**Excerpts from a figure dataset:**
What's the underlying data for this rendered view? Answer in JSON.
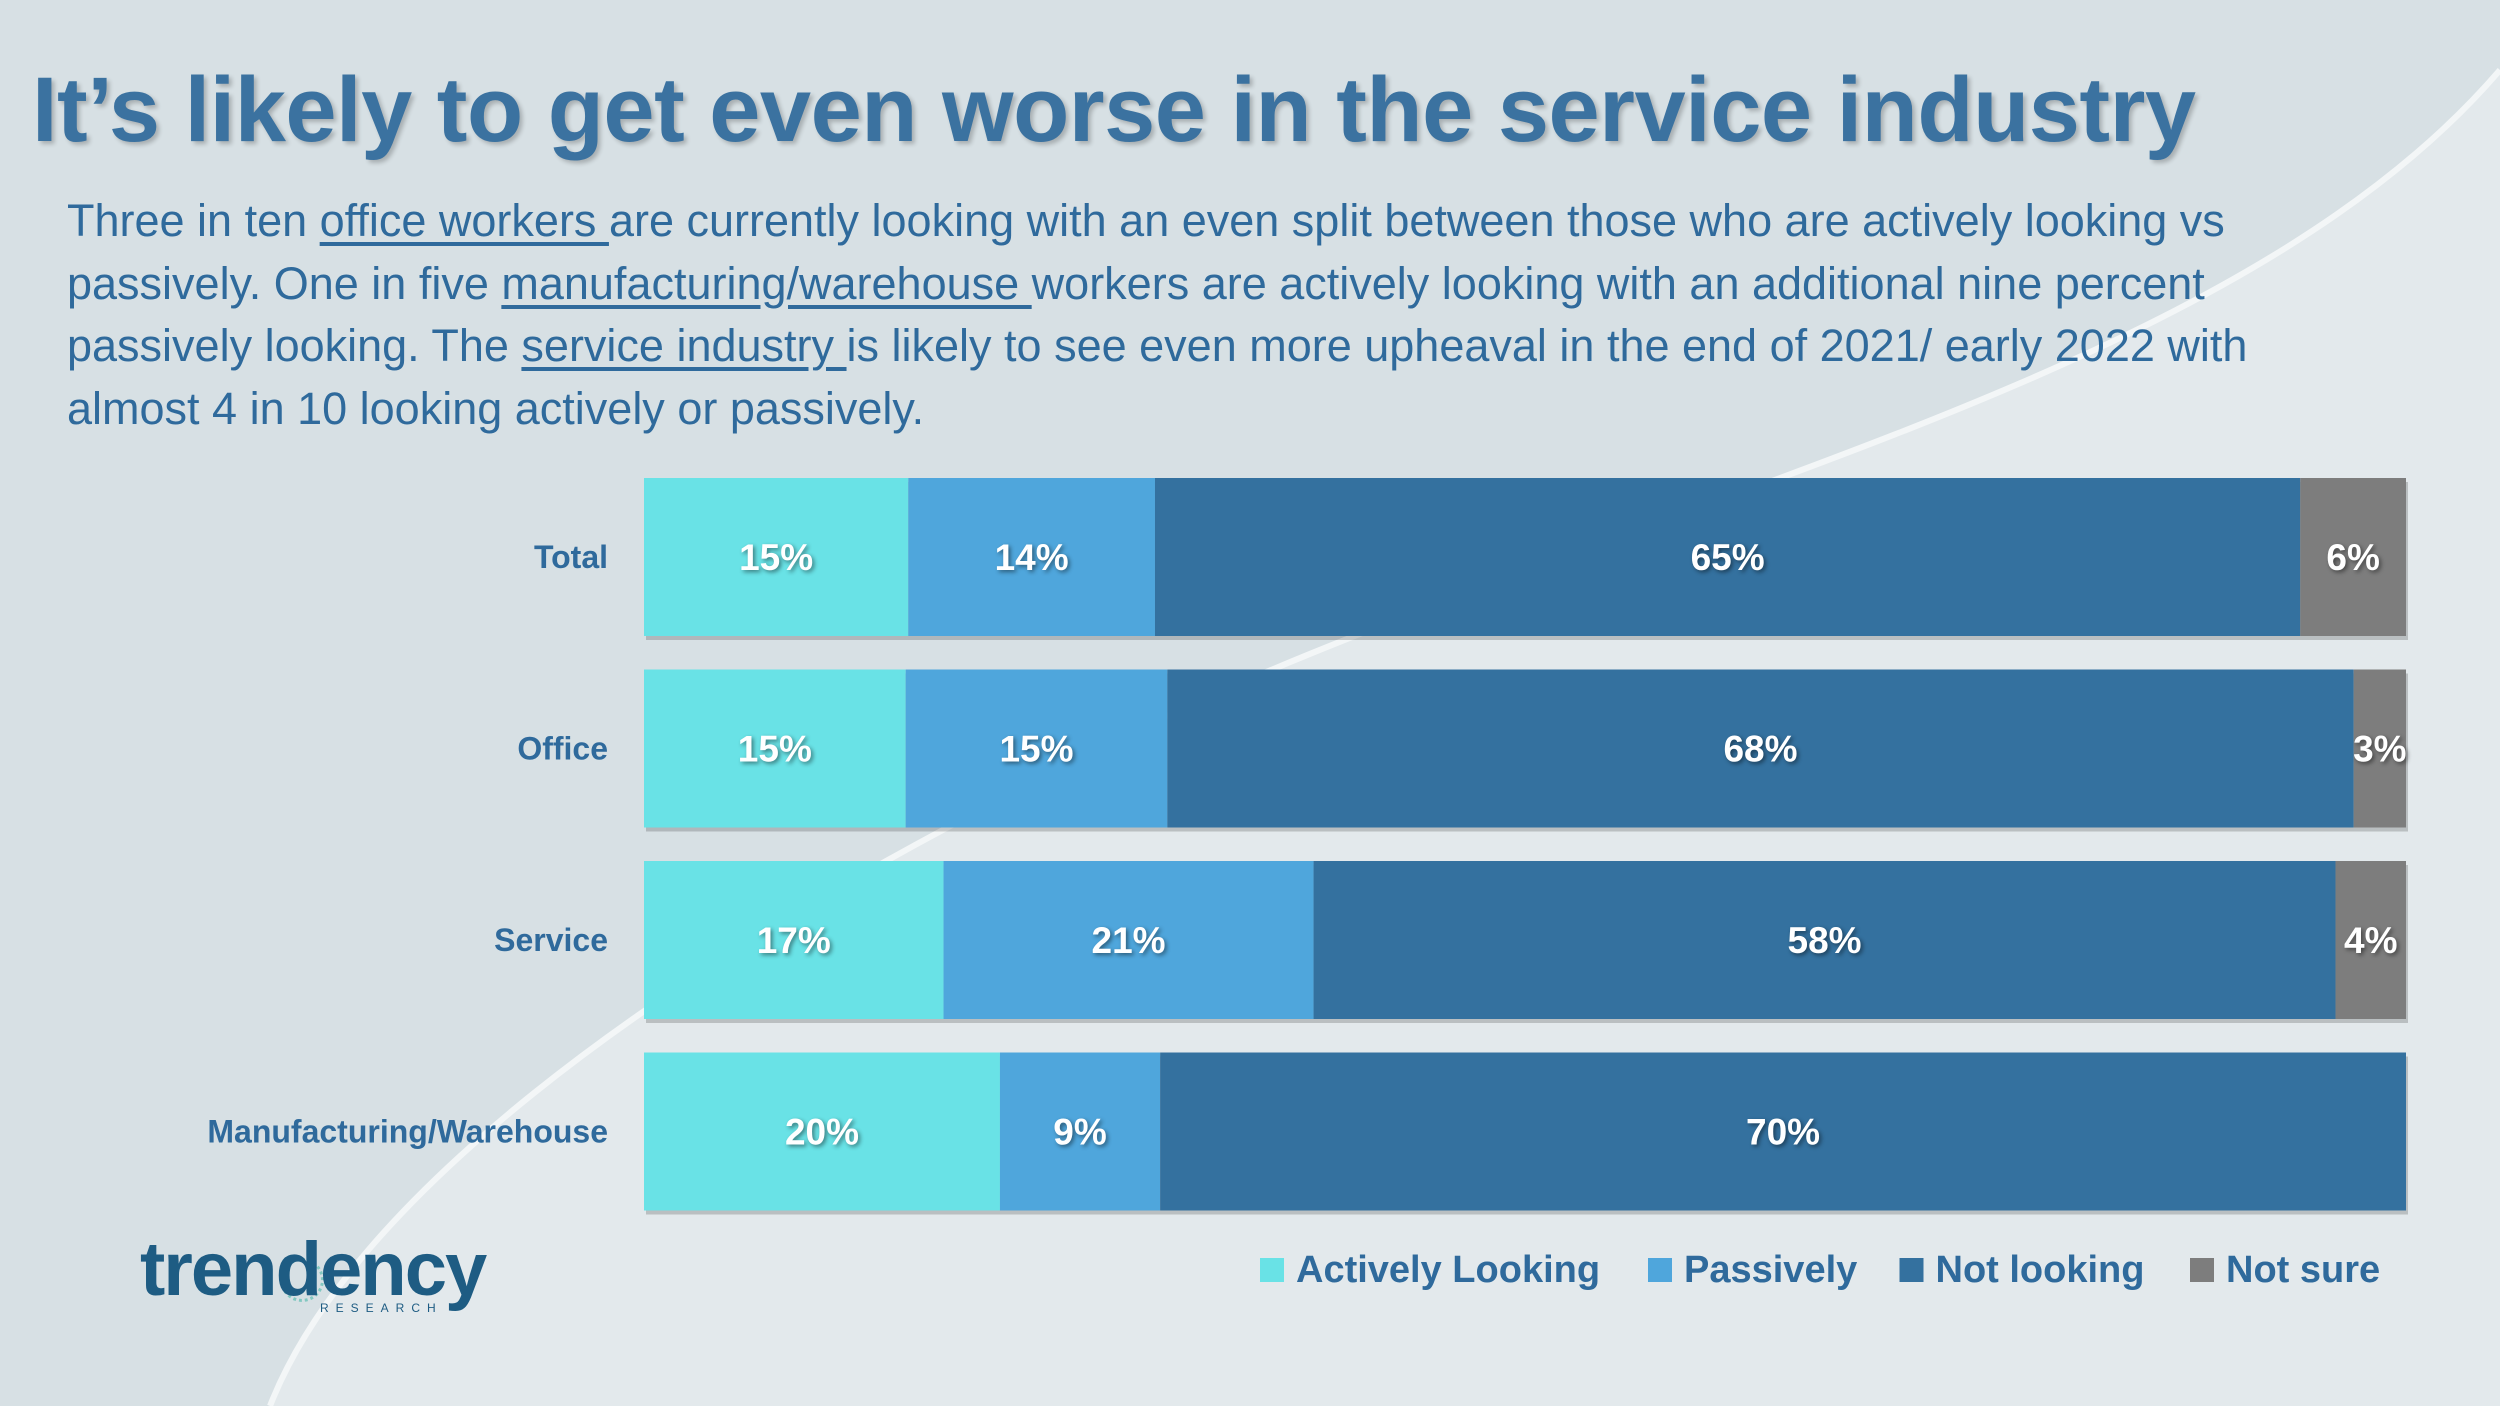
{
  "title": "It’s likely to get even worse in the service industry",
  "subtitle": {
    "t1": "Three in ten ",
    "u1": "office workers ",
    "t2": "are currently looking with an even split between those who are actively looking vs passively. One in five ",
    "u2": "manufacturing/warehouse ",
    "t3": "workers are actively looking with an additional nine percent passively looking. The ",
    "u3": "service industry ",
    "t4": "is likely to see even more upheaval in the end of 2021/ early 2022 with almost 4 in 10 looking actively or passively."
  },
  "chart_data": {
    "type": "bar",
    "orientation": "horizontal",
    "stacked": true,
    "unit": "%",
    "categories": [
      "Total",
      "Office",
      "Service",
      "Manufacturing/Warehouse"
    ],
    "series": [
      {
        "name": "Actively Looking",
        "color": "#69e2e6",
        "values": [
          15,
          15,
          17,
          20
        ]
      },
      {
        "name": "Passively",
        "color": "#4fa6dc",
        "values": [
          14,
          15,
          21,
          9
        ]
      },
      {
        "name": "Not looking",
        "color": "#34719f",
        "values": [
          65,
          68,
          58,
          70
        ]
      },
      {
        "name": "Not sure",
        "color": "#7d7d7d",
        "values": [
          6,
          3,
          4,
          0
        ]
      }
    ],
    "legend_position": "bottom-right",
    "grid": false
  },
  "logo": {
    "word": "trendency",
    "sub": "RESEARCH"
  }
}
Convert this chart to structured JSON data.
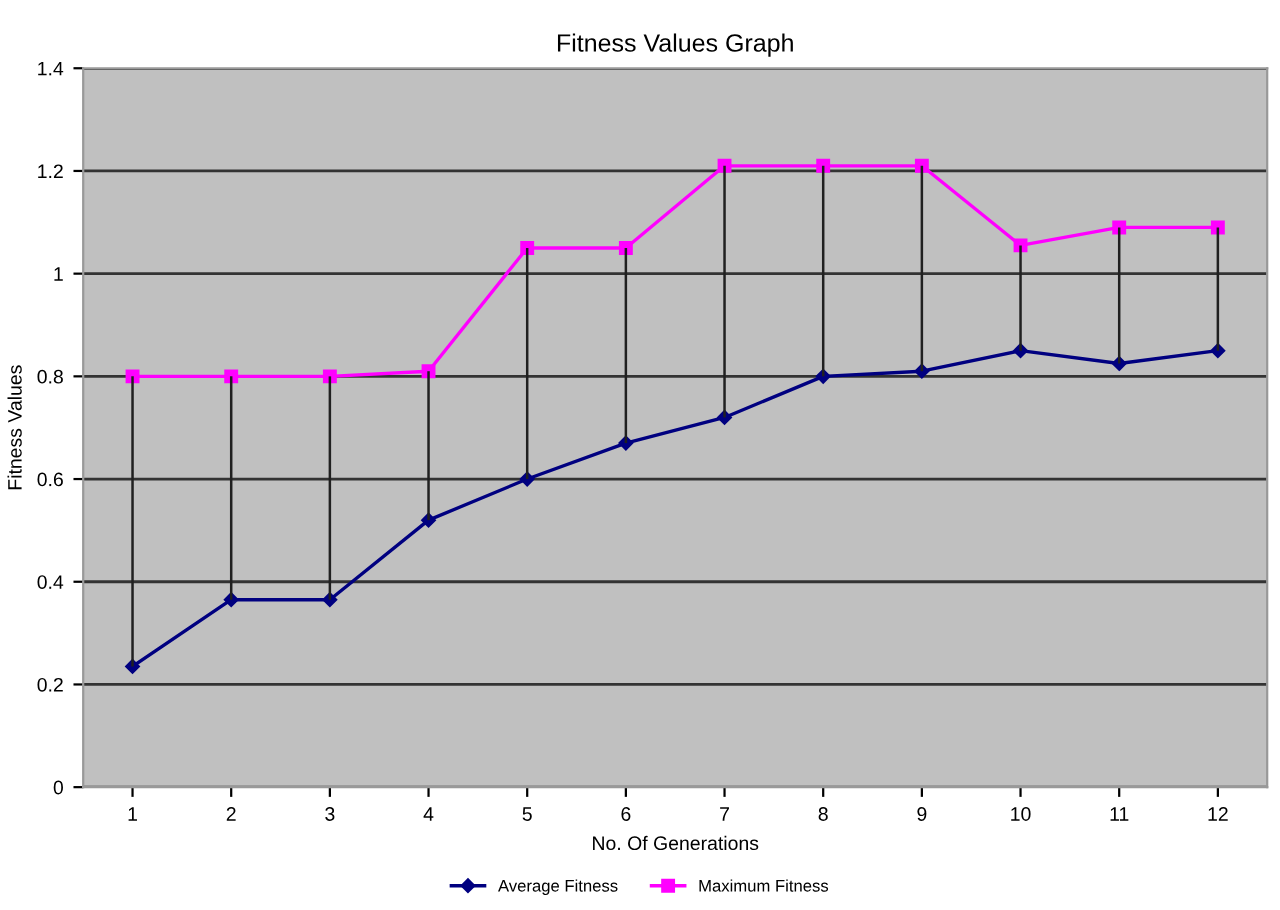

**Task objective:**
Set the entries down again exactly. Do not include the images.

**Solution for this problem:**
What's the underlying data for this rendered view? Answer in JSON.
{
  "title": "It’s likely to get even worse in the service industry",
  "subtitle": {
    "t1": "Three in ten ",
    "u1": "office workers ",
    "t2": "are currently looking with an even split between those who are actively looking vs passively. One in five ",
    "u2": "manufacturing/warehouse ",
    "t3": "workers are actively looking with an additional nine percent passively looking. The ",
    "u3": "service industry ",
    "t4": "is likely to see even more upheaval in the end of 2021/ early 2022 with almost 4 in 10 looking actively or passively."
  },
  "chart_data": {
    "type": "bar",
    "orientation": "horizontal",
    "stacked": true,
    "unit": "%",
    "categories": [
      "Total",
      "Office",
      "Service",
      "Manufacturing/Warehouse"
    ],
    "series": [
      {
        "name": "Actively Looking",
        "color": "#69e2e6",
        "values": [
          15,
          15,
          17,
          20
        ]
      },
      {
        "name": "Passively",
        "color": "#4fa6dc",
        "values": [
          14,
          15,
          21,
          9
        ]
      },
      {
        "name": "Not looking",
        "color": "#34719f",
        "values": [
          65,
          68,
          58,
          70
        ]
      },
      {
        "name": "Not sure",
        "color": "#7d7d7d",
        "values": [
          6,
          3,
          4,
          0
        ]
      }
    ],
    "legend_position": "bottom-right",
    "grid": false
  },
  "logo": {
    "word": "trendency",
    "sub": "RESEARCH"
  }
}
Convert this chart to structured JSON data.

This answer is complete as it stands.